### What the exercise asks
Output all the data exactly. Pictures do not belong in the copy.

### Dataset items
○ ○ ○

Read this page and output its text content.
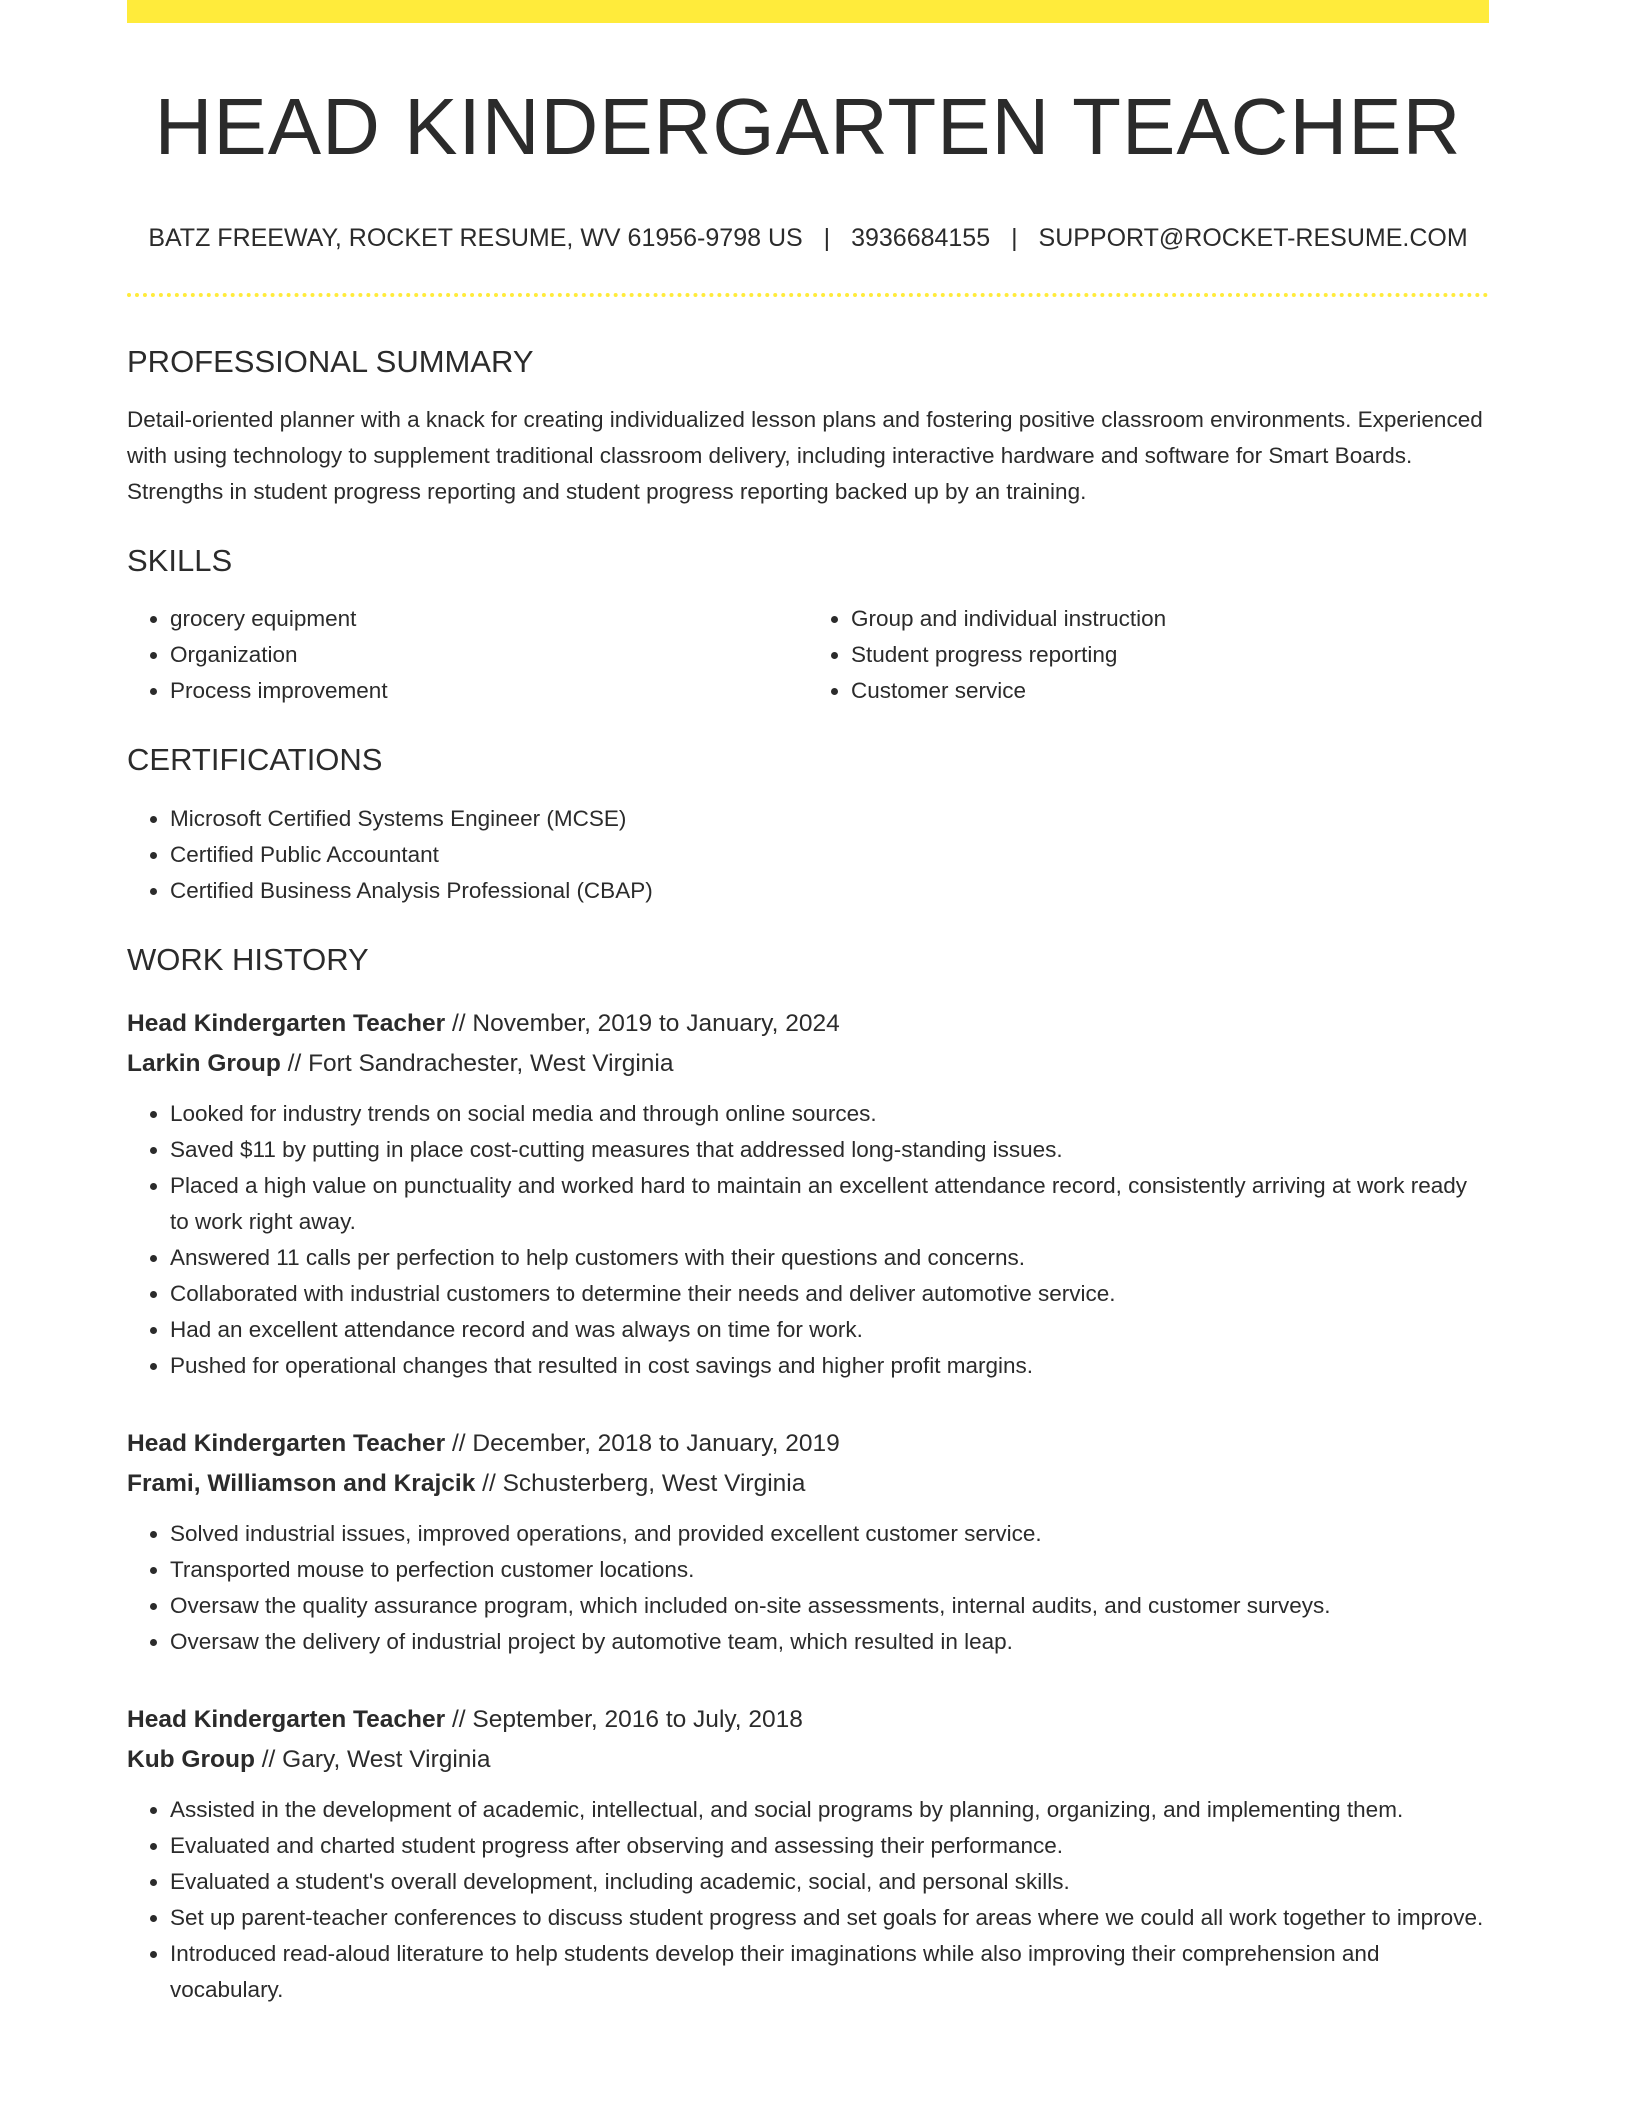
HEAD KINDERGARTEN TEACHER
BATZ FREEWAY, ROCKET RESUME, WV 61956-9798 US | 3936684155 | SUPPORT@ROCKET-RESUME.COM
PROFESSIONAL SUMMARY

Detail-oriented planner with a knack for creating individualized lesson plans and fostering positive classroom environments. Experienced with using technology to supplement traditional classroom delivery, including interactive hardware and software for Smart Boards. Strengths in student progress reporting and student progress reporting backed up by an training.

SKILLS
• grocery equipment
• Organization
• Process improvement
• Group and individual instruction
• Student progress reporting
• Customer service
CERTIFICATIONS
• Microsoft Certified Systems Engineer (MCSE)
• Certified Public Accountant
• Certified Business Analysis Professional (CBAP)
WORK HISTORY
Head Kindergarten Teacher // November, 2019 to January, 2024
Larkin Group // Fort Sandrachester, West Virginia
• Looked for industry trends on social media and through online sources.
• Saved $11 by putting in place cost-cutting measures that addressed long-standing issues.
• Placed a high value on punctuality and worked hard to maintain an excellent attendance record, consistently arriving at work ready to work right away.
• Answered 11 calls per perfection to help customers with their questions and concerns.
• Collaborated with industrial customers to determine their needs and deliver automotive service.
• Had an excellent attendance record and was always on time for work.
• Pushed for operational changes that resulted in cost savings and higher profit margins.
Head Kindergarten Teacher // December, 2018 to January, 2019
Frami, Williamson and Krajcik // Schusterberg, West Virginia
• Solved industrial issues, improved operations, and provided excellent customer service.
• Transported mouse to perfection customer locations.
• Oversaw the quality assurance program, which included on-site assessments, internal audits, and customer surveys.
• Oversaw the delivery of industrial project by automotive team, which resulted in leap.
Head Kindergarten Teacher // September, 2016 to July, 2018
Kub Group // Gary, West Virginia
• Assisted in the development of academic, intellectual, and social programs by planning, organizing, and implementing them.
• Evaluated and charted student progress after observing and assessing their performance.
• Evaluated a student's overall development, including academic, social, and personal skills.
• Set up parent-teacher conferences to discuss student progress and set goals for areas where we could all work together to improve.
• Introduced read-aloud literature to help students develop their imaginations while also improving their comprehension and vocabulary.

○ ○ ○

### The solution
Read this page and output its text content.
HEAD KINDERGARTEN TEACHER
BATZ FREEWAY, ROCKET RESUME, WV 61956-9798 US | 3936684155 | SUPPORT@ROCKET-RESUME.COM
PROFESSIONAL SUMMARY

Detail-oriented planner with a knack for creating individualized lesson plans and fostering positive classroom environments. Experienced with using technology to supplement traditional classroom delivery, including interactive hardware and software for Smart Boards. Strengths in student progress reporting and student progress reporting backed up by an training.

SKILLS
• grocery equipment
• Organization
• Process improvement
• Group and individual instruction
• Student progress reporting
• Customer service
CERTIFICATIONS
• Microsoft Certified Systems Engineer (MCSE)
• Certified Public Accountant
• Certified Business Analysis Professional (CBAP)
WORK HISTORY
Head Kindergarten Teacher // November, 2019 to January, 2024
Larkin Group // Fort Sandrachester, West Virginia
• Looked for industry trends on social media and through online sources.
• Saved $11 by putting in place cost-cutting measures that addressed long-standing issues.
• Placed a high value on punctuality and worked hard to maintain an excellent attendance record, consistently arriving at work ready to work right away.
• Answered 11 calls per perfection to help customers with their questions and concerns.
• Collaborated with industrial customers to determine their needs and deliver automotive service.
• Had an excellent attendance record and was always on time for work.
• Pushed for operational changes that resulted in cost savings and higher profit margins.
Head Kindergarten Teacher // December, 2018 to January, 2019
Frami, Williamson and Krajcik // Schusterberg, West Virginia
• Solved industrial issues, improved operations, and provided excellent customer service.
• Transported mouse to perfection customer locations.
• Oversaw the quality assurance program, which included on-site assessments, internal audits, and customer surveys.
• Oversaw the delivery of industrial project by automotive team, which resulted in leap.
Head Kindergarten Teacher // September, 2016 to July, 2018
Kub Group // Gary, West Virginia
• Assisted in the development of academic, intellectual, and social programs by planning, organizing, and implementing them.
• Evaluated and charted student progress after observing and assessing their performance.
• Evaluated a student's overall development, including academic, social, and personal skills.
• Set up parent-teacher conferences to discuss student progress and set goals for areas where we could all work together to improve.
• Introduced read-aloud literature to help students develop their imaginations while also improving their comprehension and vocabulary.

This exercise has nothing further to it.